Problem description: Copy every line from the records below that holds the word "title".

--- Excerpted data ---

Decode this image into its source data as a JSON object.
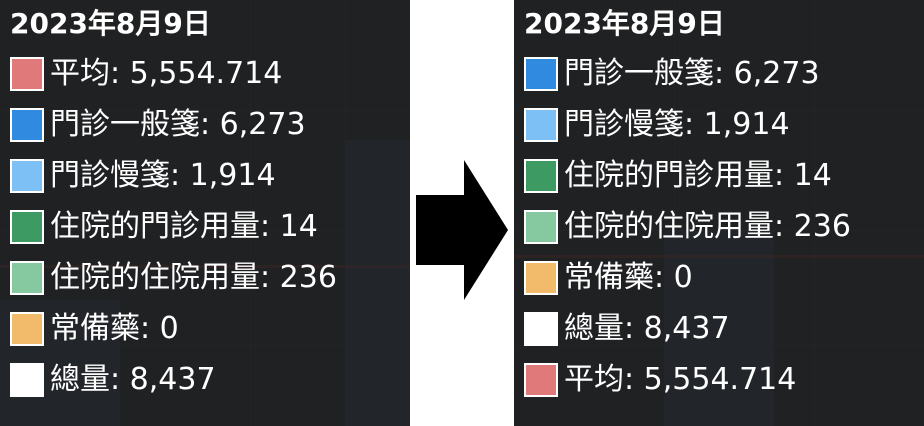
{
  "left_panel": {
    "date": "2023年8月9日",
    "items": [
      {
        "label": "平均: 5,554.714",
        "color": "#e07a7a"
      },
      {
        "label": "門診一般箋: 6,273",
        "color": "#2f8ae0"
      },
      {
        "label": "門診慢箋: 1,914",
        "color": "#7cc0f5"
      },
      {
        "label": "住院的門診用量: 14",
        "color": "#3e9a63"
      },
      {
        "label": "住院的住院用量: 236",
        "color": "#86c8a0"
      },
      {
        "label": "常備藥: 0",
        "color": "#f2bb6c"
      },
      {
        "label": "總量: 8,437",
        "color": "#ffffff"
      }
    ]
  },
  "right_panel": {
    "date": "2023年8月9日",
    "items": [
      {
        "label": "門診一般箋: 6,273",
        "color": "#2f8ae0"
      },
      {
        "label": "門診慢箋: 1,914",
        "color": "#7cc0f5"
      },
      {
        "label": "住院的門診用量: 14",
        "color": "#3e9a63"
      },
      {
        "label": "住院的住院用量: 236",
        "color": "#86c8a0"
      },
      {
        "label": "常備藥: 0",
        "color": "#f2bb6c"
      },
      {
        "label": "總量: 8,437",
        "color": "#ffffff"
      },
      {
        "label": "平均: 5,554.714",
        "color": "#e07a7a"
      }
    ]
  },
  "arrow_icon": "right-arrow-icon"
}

---
--- Excerpted data ---

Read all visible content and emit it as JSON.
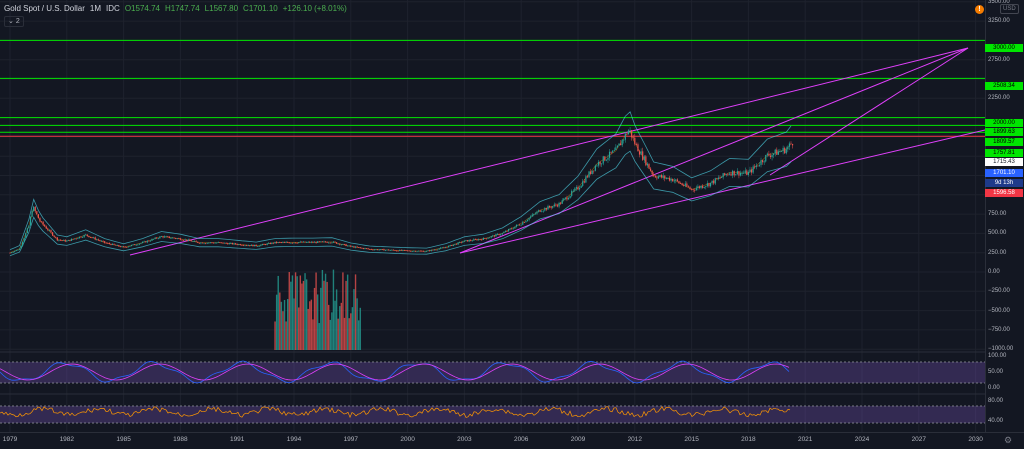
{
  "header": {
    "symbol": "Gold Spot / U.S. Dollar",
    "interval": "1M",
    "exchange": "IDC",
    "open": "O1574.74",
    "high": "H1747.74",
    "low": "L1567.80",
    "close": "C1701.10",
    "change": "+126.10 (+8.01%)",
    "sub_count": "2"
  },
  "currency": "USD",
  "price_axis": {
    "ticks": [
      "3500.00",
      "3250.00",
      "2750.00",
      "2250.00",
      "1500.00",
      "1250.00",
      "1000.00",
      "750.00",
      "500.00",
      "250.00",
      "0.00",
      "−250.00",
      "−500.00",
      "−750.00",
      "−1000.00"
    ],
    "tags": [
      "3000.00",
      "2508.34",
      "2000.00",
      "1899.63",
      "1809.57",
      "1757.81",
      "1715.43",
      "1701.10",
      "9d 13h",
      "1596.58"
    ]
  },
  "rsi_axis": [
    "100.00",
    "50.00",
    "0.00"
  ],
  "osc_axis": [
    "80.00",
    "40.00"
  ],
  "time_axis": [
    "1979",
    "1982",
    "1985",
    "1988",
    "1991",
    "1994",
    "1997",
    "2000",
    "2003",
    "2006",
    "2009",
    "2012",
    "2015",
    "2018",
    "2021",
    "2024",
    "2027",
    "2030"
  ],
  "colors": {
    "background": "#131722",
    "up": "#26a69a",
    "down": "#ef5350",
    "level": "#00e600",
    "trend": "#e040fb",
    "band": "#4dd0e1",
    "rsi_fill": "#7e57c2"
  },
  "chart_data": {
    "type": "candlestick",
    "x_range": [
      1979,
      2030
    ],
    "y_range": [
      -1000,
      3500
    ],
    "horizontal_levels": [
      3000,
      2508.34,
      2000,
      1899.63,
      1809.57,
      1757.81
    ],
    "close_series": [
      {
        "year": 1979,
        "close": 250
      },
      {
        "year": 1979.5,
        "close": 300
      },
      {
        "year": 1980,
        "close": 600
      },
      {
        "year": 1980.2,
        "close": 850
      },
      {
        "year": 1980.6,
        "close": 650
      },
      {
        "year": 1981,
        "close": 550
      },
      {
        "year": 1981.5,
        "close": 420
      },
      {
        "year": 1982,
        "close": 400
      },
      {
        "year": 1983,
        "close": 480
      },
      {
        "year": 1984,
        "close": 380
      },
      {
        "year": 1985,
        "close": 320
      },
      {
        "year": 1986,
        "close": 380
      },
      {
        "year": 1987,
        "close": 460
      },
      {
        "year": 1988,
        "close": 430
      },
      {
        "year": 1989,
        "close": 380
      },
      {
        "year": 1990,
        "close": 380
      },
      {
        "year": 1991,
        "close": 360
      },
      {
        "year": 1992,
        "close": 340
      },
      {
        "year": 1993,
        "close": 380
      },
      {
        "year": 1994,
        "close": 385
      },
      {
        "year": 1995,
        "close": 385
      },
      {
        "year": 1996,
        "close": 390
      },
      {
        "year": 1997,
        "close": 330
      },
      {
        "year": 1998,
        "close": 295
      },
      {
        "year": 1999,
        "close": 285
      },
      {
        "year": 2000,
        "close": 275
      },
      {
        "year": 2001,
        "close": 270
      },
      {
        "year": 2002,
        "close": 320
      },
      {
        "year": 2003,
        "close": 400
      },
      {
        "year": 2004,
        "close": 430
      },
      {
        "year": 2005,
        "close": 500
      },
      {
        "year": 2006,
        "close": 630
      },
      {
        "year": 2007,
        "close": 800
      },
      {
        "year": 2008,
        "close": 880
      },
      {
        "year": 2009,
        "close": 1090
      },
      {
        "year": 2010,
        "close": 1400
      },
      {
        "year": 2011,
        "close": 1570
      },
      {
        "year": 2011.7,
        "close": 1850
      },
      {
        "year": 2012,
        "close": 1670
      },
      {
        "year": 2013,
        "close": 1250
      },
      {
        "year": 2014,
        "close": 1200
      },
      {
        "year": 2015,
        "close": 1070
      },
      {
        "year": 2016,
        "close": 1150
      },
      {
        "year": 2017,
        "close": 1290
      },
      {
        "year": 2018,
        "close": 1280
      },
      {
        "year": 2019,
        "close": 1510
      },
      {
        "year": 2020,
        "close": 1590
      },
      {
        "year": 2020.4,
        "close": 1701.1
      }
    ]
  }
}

---
--- Excerpted data ---

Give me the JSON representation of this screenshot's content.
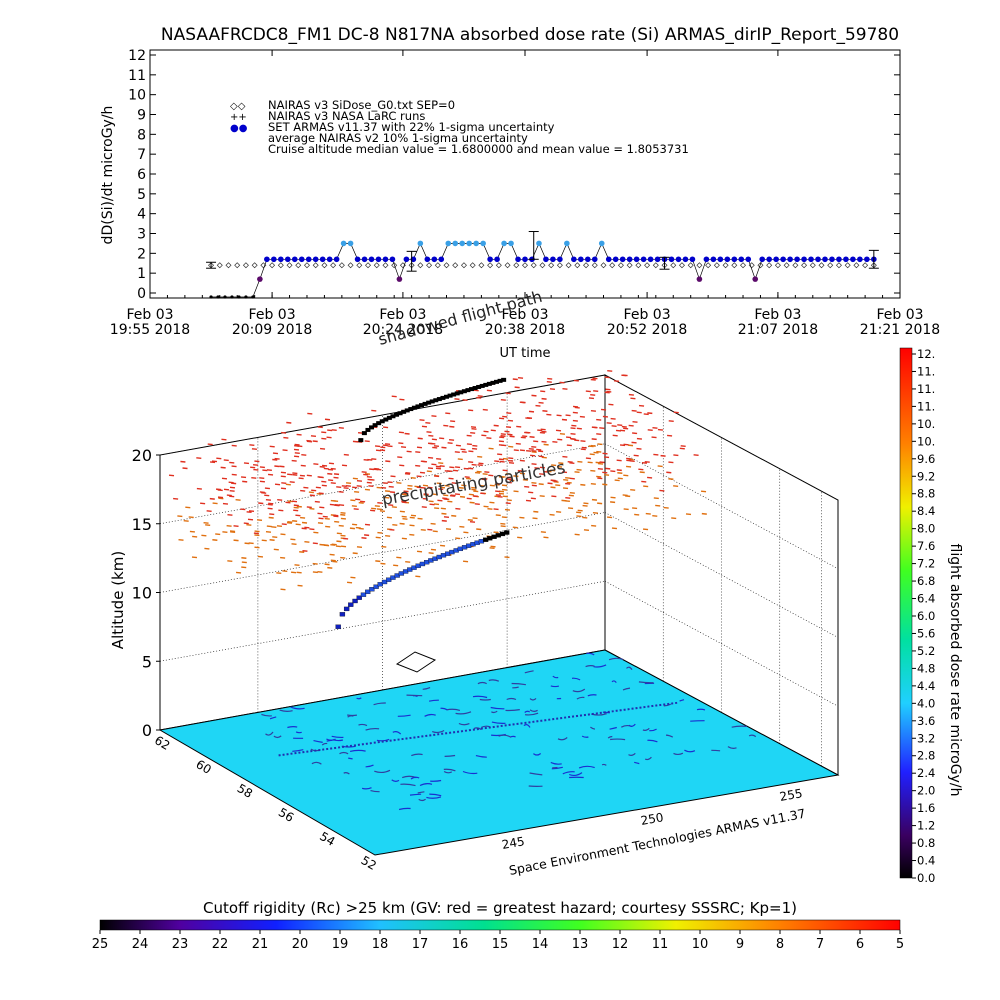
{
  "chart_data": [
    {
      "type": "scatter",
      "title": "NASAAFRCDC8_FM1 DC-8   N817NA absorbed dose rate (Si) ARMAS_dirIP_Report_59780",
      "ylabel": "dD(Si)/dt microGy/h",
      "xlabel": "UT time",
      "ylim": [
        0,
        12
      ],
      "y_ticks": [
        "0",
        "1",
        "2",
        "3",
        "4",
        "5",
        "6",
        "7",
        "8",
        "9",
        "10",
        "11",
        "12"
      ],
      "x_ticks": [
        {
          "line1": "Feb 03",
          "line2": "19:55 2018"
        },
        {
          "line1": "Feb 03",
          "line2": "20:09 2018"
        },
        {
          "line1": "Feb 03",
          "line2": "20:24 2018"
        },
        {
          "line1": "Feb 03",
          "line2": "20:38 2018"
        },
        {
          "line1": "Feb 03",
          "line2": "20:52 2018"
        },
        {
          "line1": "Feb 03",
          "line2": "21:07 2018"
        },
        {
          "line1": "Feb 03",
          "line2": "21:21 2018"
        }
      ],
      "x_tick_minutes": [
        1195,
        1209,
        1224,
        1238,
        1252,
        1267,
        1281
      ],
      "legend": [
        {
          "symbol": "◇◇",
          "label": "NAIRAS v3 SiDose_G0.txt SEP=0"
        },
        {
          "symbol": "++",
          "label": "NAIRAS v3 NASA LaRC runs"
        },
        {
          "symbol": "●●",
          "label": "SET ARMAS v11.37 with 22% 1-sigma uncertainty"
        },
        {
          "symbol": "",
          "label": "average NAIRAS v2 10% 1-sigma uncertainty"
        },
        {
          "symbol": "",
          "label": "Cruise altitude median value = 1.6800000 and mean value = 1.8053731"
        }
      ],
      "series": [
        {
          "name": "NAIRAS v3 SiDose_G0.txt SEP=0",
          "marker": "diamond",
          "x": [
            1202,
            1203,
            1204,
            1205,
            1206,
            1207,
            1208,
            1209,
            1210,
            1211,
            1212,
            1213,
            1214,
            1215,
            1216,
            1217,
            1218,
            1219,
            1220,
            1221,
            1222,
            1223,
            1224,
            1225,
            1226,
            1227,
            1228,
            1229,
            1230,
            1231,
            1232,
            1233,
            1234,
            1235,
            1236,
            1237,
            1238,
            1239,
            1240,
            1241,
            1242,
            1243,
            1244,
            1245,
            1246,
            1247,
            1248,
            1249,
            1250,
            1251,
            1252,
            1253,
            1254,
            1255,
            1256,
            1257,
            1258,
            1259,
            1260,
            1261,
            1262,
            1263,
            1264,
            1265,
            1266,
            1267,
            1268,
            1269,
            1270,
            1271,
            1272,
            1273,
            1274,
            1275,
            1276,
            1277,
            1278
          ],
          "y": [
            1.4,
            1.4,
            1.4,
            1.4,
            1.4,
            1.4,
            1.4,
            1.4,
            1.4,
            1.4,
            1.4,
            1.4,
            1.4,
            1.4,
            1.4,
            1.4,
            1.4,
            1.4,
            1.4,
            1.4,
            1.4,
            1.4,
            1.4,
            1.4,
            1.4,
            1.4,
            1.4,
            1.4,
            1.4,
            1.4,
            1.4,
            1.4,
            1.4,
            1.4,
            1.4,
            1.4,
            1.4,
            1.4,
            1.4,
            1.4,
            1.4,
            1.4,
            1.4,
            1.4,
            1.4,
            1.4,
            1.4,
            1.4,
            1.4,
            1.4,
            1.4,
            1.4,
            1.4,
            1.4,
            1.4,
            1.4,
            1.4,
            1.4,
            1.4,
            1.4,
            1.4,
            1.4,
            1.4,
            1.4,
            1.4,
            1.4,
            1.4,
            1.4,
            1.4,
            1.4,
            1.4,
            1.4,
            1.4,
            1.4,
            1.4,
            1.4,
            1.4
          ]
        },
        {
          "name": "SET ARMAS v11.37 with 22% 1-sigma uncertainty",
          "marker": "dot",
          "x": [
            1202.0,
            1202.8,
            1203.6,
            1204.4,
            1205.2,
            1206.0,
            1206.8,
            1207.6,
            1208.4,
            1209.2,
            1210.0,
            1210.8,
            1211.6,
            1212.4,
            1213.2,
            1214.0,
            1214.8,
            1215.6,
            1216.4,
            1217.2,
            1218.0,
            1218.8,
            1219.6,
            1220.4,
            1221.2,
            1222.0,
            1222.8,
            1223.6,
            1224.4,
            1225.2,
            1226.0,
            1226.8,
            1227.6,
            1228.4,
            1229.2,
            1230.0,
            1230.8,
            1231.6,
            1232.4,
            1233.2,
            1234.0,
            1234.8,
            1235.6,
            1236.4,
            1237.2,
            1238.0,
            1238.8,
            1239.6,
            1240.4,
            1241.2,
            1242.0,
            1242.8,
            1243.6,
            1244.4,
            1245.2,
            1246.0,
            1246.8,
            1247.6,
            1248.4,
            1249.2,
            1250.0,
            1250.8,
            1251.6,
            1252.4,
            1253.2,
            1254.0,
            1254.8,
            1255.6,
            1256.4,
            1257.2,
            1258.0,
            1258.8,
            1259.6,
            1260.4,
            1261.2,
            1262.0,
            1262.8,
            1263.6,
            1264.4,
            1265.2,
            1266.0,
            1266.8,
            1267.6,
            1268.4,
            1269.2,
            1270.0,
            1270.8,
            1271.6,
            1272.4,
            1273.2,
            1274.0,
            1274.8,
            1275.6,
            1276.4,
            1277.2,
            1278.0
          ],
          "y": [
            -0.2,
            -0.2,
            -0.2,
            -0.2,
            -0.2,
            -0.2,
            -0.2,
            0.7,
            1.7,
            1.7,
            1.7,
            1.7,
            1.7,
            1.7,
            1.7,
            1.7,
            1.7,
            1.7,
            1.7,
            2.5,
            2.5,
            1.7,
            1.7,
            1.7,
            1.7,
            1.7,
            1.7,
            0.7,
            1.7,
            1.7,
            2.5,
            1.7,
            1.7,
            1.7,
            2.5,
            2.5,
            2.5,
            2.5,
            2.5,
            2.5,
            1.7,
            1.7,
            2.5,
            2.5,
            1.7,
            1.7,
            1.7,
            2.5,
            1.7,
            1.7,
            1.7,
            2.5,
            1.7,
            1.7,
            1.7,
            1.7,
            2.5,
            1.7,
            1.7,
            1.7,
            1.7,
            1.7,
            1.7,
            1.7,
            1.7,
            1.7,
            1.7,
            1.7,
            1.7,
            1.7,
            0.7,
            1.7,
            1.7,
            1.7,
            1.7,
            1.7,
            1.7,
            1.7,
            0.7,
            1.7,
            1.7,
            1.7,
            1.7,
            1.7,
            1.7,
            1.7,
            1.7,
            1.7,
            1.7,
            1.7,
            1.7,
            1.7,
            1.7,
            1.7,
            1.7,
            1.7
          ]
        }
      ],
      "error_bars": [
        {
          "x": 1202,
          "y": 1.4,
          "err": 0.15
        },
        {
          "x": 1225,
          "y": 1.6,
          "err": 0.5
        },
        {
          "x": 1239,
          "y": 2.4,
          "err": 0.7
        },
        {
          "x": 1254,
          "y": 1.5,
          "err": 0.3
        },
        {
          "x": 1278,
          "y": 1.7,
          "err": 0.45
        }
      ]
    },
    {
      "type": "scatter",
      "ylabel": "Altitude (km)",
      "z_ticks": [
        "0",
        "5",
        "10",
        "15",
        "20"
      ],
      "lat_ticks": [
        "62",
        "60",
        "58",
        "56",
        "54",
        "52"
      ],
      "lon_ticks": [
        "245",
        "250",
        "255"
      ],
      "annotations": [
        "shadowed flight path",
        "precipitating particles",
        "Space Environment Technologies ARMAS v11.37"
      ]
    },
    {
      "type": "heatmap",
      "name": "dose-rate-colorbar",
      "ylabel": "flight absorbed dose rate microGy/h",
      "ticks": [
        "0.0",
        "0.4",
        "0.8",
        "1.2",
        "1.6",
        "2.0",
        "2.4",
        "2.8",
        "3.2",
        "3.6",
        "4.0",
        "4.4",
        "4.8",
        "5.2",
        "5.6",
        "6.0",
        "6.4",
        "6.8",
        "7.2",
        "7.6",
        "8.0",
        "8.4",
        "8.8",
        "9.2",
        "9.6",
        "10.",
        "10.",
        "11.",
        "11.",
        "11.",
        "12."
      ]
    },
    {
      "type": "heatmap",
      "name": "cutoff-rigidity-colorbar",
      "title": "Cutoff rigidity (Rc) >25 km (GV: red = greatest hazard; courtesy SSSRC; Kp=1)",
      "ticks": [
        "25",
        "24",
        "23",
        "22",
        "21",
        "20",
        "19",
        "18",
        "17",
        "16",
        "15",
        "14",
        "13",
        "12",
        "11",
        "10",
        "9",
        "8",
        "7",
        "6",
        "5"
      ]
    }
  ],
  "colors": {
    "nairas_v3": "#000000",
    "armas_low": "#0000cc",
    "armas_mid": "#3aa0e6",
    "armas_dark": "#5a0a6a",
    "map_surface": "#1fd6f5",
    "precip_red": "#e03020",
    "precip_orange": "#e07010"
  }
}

---

Exercise response:
      "title": "NASAAFRCDC8_FM1 DC-8   N817NA absorbed dose rate (Si) ARMAS_dirIP_Report_59780",
      "title": "Cutoff rigidity (Rc) >25 km (GV: red = greatest hazard; courtesy SSSRC; Kp=1)",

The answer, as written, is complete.